____ Records supplied

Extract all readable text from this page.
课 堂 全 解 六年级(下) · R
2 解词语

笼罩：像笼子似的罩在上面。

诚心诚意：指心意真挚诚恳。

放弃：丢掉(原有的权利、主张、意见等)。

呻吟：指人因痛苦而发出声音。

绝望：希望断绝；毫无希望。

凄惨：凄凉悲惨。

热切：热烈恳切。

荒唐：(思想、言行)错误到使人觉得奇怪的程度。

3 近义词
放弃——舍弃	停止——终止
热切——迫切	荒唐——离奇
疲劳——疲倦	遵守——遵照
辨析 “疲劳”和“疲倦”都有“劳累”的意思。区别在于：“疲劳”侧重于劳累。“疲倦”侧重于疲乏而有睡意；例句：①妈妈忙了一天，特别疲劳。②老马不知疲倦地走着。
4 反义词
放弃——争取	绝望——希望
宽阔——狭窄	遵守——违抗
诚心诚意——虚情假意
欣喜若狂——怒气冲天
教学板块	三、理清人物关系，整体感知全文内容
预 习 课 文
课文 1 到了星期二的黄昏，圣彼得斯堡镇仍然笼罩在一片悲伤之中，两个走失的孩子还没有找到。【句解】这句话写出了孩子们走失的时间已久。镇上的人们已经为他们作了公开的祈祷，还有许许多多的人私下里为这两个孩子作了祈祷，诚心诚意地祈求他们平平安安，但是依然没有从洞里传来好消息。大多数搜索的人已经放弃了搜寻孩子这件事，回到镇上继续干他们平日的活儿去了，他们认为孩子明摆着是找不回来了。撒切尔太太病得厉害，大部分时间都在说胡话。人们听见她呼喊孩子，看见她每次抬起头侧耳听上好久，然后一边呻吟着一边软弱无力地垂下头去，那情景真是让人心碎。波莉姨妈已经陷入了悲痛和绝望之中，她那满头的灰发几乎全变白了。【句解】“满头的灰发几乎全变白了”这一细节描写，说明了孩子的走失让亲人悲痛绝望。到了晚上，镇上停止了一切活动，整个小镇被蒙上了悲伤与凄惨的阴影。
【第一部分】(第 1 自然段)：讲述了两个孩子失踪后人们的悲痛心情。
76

________

• Exercise description
Reproduce the material above exactly; please quote every line of it.

• Task solution
Extract all readable text from this page.
课 堂 全 解 六年级(下) · R
2 解词语

笼罩：像笼子似的罩在上面。

诚心诚意：指心意真挚诚恳。

放弃：丢掉(原有的权利、主张、意见等)。

呻吟：指人因痛苦而发出声音。

绝望：希望断绝；毫无希望。

凄惨：凄凉悲惨。

热切：热烈恳切。

荒唐：(思想、言行)错误到使人觉得奇怪的程度。

3 近义词
放弃——舍弃	停止——终止
热切——迫切	荒唐——离奇
疲劳——疲倦	遵守——遵照
辨析 “疲劳”和“疲倦”都有“劳累”的意思。区别在于：“疲劳”侧重于劳累。“疲倦”侧重于疲乏而有睡意；例句：①妈妈忙了一天，特别疲劳。②老马不知疲倦地走着。
4 反义词
放弃——争取	绝望——希望
宽阔——狭窄	遵守——违抗
诚心诚意——虚情假意
欣喜若狂——怒气冲天
教学板块	三、理清人物关系，整体感知全文内容
预 习 课 文
课文 1 到了星期二的黄昏，圣彼得斯堡镇仍然笼罩在一片悲伤之中，两个走失的孩子还没有找到。【句解】这句话写出了孩子们走失的时间已久。镇上的人们已经为他们作了公开的祈祷，还有许许多多的人私下里为这两个孩子作了祈祷，诚心诚意地祈求他们平平安安，但是依然没有从洞里传来好消息。大多数搜索的人已经放弃了搜寻孩子这件事，回到镇上继续干他们平日的活儿去了，他们认为孩子明摆着是找不回来了。撒切尔太太病得厉害，大部分时间都在说胡话。人们听见她呼喊孩子，看见她每次抬起头侧耳听上好久，然后一边呻吟着一边软弱无力地垂下头去，那情景真是让人心碎。波莉姨妈已经陷入了悲痛和绝望之中，她那满头的灰发几乎全变白了。【句解】“满头的灰发几乎全变白了”这一细节描写，说明了孩子的走失让亲人悲痛绝望。到了晚上，镇上停止了一切活动，整个小镇被蒙上了悲伤与凄惨的阴影。
【第一部分】(第 1 自然段)：讲述了两个孩子失踪后人们的悲痛心情。
76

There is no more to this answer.